_Texte fourni_.

:::

A peine vous étiez-vous abonnés à @rrêt sur images, qu'ont surgi de votre foule ardente et enthousiaste les premiers cris "remboursez!"

Vous pouvez aller les lire. Ils sont dans la centaine de commentaires qui s'empilent sous le billet d'Elisabeth Lévy sur Jacques Martin.

Douchée et bien douchée, Elisabeth, qui a osé s'en prendre à l'icône populaire Jacques Martin.

"J'étais prêt à m'abonner. Mais si c'est ça, votre site, vous pouvez toujours attendre! " crie l'un d'entre vous.

Comme vous l'imaginez, ce sont des menaces qui ne peuvent laisser insensible un chef de (toute jeune et ô combien fragile) entreprise.

Pour la première fois de ma vie, peut-être, en lisant ça, je me suis senti dans la peau d'un patron. Avec une angoisse de patron: "et s'ils allaient vraiment se désabonner! Et si un pétage de plombs d'Elizabeth, ou de quelqu'un d'autre, ou de moi-même, allait les faire fuir".

Et pour la première fois, j'ai touché du doigt une des raisons pour lesquelles les journaux, les vrais, les grands, sont souvent si insipides, et répètent tous la même chose.

Parce qu'ils tremblent de fâcher leurs lecteurs.

Ils tremblent de fâcher leurs annonceurs, bien entendu. Et aussi leurs actionnaires. Et aussi le pouvoir. Tout ça est connu, et vrai.

Mais il y a une angoisse trop méconnue du patron de presse: la peur de faire fuir ses lecteurs. Alors on ne dit rien qui puisse les froisser. On rabote les adjectifs trop raides. On biffe. On atténue. On privilégie les infos de gauche quand on est un journal de gauche. Et les infos de droite quand on est un journal de droite. On va dans le sens de ses lecteurs. Ou dans le sens supposé de ses lecteurs. Et surtout, on se garde bien d'attaquer tout ce qui est "populaire". Si c'est "populaire", c'est intouchable.

:::

_Consignes_.
A) Reproduisez tel quel, dans le texte sur @rrêt sur images, le passage qui commence par les mots contenant "Douchée et bien" et se termine par "combien fragile) entreprise.".
B) D'après le texte sur @rrêt sur images, en dehors de leurs lecteurs, qui les journaux tremblent-ils de fâcher ?
C) Écrivez la suite du texte sur @rrêt sur images, à partir de sa dernière phrase.

:::

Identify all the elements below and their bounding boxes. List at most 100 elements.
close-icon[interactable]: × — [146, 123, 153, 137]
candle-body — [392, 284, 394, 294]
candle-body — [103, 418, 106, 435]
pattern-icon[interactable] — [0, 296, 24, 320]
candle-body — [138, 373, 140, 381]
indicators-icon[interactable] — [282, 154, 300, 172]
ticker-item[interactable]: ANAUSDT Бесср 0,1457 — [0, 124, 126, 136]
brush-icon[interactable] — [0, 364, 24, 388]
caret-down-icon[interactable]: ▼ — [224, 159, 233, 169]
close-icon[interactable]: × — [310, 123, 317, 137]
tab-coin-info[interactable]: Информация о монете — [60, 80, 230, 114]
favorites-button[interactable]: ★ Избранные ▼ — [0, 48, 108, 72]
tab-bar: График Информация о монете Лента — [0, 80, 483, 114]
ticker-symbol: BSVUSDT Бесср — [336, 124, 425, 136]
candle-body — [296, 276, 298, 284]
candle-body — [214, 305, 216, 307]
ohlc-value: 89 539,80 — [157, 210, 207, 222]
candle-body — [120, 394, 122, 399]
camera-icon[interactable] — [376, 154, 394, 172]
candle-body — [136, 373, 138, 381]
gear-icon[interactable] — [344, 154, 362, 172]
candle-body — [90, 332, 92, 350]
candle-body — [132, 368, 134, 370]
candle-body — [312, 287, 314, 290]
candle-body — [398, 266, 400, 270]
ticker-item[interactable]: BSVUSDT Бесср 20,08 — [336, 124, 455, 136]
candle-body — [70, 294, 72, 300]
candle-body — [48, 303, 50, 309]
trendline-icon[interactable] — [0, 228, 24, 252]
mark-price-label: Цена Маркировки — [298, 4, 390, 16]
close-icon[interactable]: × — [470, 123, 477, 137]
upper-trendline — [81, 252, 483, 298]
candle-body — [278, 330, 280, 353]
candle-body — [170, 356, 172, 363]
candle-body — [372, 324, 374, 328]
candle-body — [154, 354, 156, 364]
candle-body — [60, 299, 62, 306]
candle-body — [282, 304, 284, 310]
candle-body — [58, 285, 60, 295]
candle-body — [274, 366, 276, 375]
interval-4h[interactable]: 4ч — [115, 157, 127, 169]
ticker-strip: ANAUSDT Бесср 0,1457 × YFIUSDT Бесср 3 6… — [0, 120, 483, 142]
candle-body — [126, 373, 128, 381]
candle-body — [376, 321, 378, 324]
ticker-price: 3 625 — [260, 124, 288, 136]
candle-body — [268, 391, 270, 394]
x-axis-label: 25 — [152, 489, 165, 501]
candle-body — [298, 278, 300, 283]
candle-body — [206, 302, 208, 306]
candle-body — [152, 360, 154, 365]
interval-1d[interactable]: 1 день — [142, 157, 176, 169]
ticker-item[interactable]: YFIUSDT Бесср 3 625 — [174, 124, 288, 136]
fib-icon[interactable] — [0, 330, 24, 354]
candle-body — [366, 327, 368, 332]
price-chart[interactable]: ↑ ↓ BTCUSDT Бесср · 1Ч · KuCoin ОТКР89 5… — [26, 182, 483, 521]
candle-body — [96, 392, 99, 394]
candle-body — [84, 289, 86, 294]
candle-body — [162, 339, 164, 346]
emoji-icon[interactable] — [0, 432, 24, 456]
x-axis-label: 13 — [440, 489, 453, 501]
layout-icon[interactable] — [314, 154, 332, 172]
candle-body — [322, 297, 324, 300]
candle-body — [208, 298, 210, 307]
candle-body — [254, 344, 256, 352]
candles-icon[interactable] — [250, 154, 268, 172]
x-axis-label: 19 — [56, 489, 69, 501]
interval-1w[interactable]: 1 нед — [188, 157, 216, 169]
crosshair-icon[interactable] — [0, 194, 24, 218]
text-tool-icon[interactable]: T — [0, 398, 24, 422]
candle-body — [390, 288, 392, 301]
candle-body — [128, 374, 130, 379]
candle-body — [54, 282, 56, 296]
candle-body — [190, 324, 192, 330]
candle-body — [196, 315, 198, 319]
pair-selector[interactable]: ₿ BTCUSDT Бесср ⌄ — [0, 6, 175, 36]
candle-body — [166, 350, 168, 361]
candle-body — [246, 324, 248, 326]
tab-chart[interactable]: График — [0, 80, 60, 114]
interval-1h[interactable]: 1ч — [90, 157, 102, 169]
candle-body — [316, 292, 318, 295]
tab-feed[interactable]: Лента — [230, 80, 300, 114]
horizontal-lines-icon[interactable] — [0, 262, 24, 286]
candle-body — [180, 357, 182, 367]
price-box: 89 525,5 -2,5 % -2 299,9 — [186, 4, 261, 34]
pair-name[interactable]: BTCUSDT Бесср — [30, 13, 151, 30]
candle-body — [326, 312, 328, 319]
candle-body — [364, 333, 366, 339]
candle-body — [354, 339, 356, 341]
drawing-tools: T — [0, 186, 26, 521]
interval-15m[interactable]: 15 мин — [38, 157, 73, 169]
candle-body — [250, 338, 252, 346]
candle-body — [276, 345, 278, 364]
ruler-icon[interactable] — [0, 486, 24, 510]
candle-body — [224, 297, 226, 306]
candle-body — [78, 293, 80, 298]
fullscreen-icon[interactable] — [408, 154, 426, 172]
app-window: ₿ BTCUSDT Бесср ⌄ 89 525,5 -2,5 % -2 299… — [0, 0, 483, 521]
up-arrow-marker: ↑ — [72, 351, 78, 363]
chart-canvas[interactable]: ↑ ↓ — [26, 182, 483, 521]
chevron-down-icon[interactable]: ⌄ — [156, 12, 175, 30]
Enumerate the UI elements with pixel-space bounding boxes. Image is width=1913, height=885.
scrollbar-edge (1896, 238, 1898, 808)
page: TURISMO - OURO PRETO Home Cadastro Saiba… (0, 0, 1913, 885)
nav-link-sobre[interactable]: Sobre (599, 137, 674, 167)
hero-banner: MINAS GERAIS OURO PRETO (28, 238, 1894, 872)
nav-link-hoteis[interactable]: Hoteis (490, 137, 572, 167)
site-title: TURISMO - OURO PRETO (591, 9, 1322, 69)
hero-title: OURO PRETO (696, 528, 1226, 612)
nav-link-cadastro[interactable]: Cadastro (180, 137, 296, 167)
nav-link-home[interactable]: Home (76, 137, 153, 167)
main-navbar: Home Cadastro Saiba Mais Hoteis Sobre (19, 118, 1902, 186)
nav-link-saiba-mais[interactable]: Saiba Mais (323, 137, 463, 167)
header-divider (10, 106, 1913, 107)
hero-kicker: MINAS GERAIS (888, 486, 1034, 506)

:::

_Réponses_.
A)
Douchée et bien douchée, Elisabeth, qui a osé s'en prendre à l'icône populaire Jacques Martin.

"J'étais prêt à m'abonner. Mais si c'est ça, votre site, vous pouvez toujours attendre! " crie l'un d'entre vous.

Comme vous l'imaginez, ce sont des menaces qui ne peuvent laisser insensible un chef de (toute jeune et ô combien fragile) entreprise.

B) Leurs annonceurs, leurs actionnaires et le pouvoir.

C)
Et immédiatement après, je me suis dit autre chose. On n'a pas fait tout ça, construire les instruments d'une indépendance totale à l'égard des grands medias et des annonceurs, faire appel à vous, et à vous seuls, on n'a pas fait tout ça...pour avoir peur de vous! Ca n'aurait pas de sens.

Alors, je ne sais pas vraiment comment va se construire la relation d'irrigation mutuelle entre nous. Elle va se construire tous les jours. Votre abonnement, bien entendu, vous donne des droits. Le droit d'exiger de nous, quand nous serons sur le site définitif d'@rrêt sur images, une information de qualité, sûre, recoupée, aussi rapide que possible.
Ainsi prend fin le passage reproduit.